* **Excerpt to read**:

/---

Gager announced in June 1929 that an ornamental gate designed by McKim, Mead & White would be installed at BBG's Flatbush Avenue entrance, following a donation from Richard Young. The next month, BBG trustee Alfred W. Jenkins donated funds for two additional stone "rustic bridges". By that October, the gate and several new bridges within BBG were nearly finished; the gate was dedicated in May 1930. During the same time, ten garden seats and eight drinking fountains were donated to BBG, and Jenkins agreed to donate a fountain and another rustic bridge in 1930, BBG awarded contracts for the construction of a 500 by 90 ft plaza in front of the Laboratory Administration Building in April 1930, more than a decade after plans for the plaza had been drawn up. Gager also planned to build three other gates, an overlook, a north addition next to the Brooklyn Museum, garden seats, and plantings within the Native Flora Garden. The Japanese garden was expanded as well, reopening in 1931.

In 1933, a redesigned native wildflower garden, the Laboratory Administration Building plaza, and the overlook were completed, and the BBG Women's Auxiliary donated magnolias to the garden's Magnolia Plaza. Civil Works Administration (CWA) workers began landscaping the 2.5 acre north addition next to the Brooklyn Museum the same year. The CWA crew also constructed a new entrance to BBG from Eastern Parkway. Most of the north addition was completed in 1935, when BBG had 1.35 million annual visitors. Afterward, BBG staff planted a formal garden along the north addition; a "wall garden" next to Mount Prospect Park; and an herb garden. Mrs. Walter V. Cranford donated a Rose Arc Pool to BBG in 1936. BBG's Japanese shrine burned down in January 1938; the herb garden at the northeast corner of BBG, planted by the Women's Auxiliary, was dedicated that September. Sade Elisabeth Osborne dedicated the Dean Clay Osborne memorial at BBG in April 1939.

==== 1940s and 1950s ====
BBG attracted about 1.8 million annual visitors at the beginning of the 1940s with an endowment fund of nearly $1.4 million. The Cherry Esplanade was created in 1941 after the Women's Auxiliary donated four rows of cherry trees. An ivy garden was also dedicated the same year. The Japanese Hill-and-Pond Garden was closed from 1941 to 1947 because of anti-Japanese sentiment during World War II. BBG rehired McKim, Mead & White in 1942 to design a $200,000 annex to the Laboratory Administration Building, but the annex was not completed because of financial shortfalls. Gager, BBG's first director, died in 1943 and was succeeded by George S. Avery Jr. the following year. Michael Tuch and his wife donated a wrought iron gate for BBG's Eastern Parkway entrance in 1945, and the gate was dedicated in March 1946.

\---

* **Given records**:

/---

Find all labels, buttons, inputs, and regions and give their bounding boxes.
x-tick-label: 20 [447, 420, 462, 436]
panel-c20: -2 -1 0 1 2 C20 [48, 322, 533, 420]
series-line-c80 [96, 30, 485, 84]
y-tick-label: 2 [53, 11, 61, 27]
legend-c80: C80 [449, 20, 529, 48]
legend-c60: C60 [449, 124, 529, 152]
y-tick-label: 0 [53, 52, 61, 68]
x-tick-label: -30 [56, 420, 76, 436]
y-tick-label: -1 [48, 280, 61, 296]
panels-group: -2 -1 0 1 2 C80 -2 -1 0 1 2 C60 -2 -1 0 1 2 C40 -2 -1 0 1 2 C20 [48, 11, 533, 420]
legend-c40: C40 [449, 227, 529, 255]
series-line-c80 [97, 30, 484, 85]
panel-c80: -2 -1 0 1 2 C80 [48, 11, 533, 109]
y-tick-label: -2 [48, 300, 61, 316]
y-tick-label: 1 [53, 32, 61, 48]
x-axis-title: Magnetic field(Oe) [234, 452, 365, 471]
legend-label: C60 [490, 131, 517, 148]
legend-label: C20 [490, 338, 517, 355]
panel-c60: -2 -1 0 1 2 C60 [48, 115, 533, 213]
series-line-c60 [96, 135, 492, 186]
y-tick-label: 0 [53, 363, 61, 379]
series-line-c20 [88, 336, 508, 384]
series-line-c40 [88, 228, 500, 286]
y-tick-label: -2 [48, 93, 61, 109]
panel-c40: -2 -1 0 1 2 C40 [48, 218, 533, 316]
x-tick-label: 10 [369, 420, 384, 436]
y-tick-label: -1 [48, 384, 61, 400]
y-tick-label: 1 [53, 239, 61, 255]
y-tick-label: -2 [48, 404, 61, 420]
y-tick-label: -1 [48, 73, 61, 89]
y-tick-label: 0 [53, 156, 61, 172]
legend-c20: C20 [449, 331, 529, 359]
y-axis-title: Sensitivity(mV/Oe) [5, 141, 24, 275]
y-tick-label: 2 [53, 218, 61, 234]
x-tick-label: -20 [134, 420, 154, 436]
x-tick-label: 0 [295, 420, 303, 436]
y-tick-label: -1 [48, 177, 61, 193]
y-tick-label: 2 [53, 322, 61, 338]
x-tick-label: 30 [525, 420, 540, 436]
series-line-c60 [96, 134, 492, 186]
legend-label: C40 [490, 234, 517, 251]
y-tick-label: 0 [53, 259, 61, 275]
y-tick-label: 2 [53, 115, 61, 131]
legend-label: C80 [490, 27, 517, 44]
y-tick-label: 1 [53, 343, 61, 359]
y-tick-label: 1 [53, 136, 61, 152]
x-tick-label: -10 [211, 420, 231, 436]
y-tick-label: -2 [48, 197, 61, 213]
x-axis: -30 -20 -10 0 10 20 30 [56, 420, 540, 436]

\---

* **Tasks for this exercise**:
• A. In the Brooklyn Botanic Garden history text, list every person named as having donated something to BBG.
• B. Resume the Brooklyn Botanic Garden history text after its last sentence.
The items aren't needed for what comes next.

* **Responses for each task**:
• A. Richard Young, Alfred W. Jenkins, Mrs. Walter V. Cranford, Michael Tuch

• B.
By the early 1950s, Avery planned to expand BBG's children's garden by 1 acre by covering the open-cut Franklin Avenue subway line. At the time, the children's garden only had space for 250 plots, but a thousand children wanted to use the children's garden each year. BBG accommodated 1.35 million visitors annually, more than the larger New York Botanical Garden did, but received less funding from the city. The Women's Auxiliary proposed creating a "garden of fragrance" at BBG in May 1954; the project was inspired by a British garden for the blind. Construction of the 1.5 acre garden, located just north of the Laboratory Administration Building, began in October 1954. The fragrance garden was dedicated in June 1955.

Elizabeth Van Brunt sold 223 acre of forest at Kitchawan in Westchester County, New York, to BBG in 1956 for use as a research center. BBG planned to move its nursery to Westchester to make way for a 1 acre expansion of the children's garden. Workers restored BBG's paths, and added new trees and benches, in 1958 as part of a project designed by Clarence C. Combs. Local women also volunteered to cultivate the garden after BBG staff went on strike for several months in 1959.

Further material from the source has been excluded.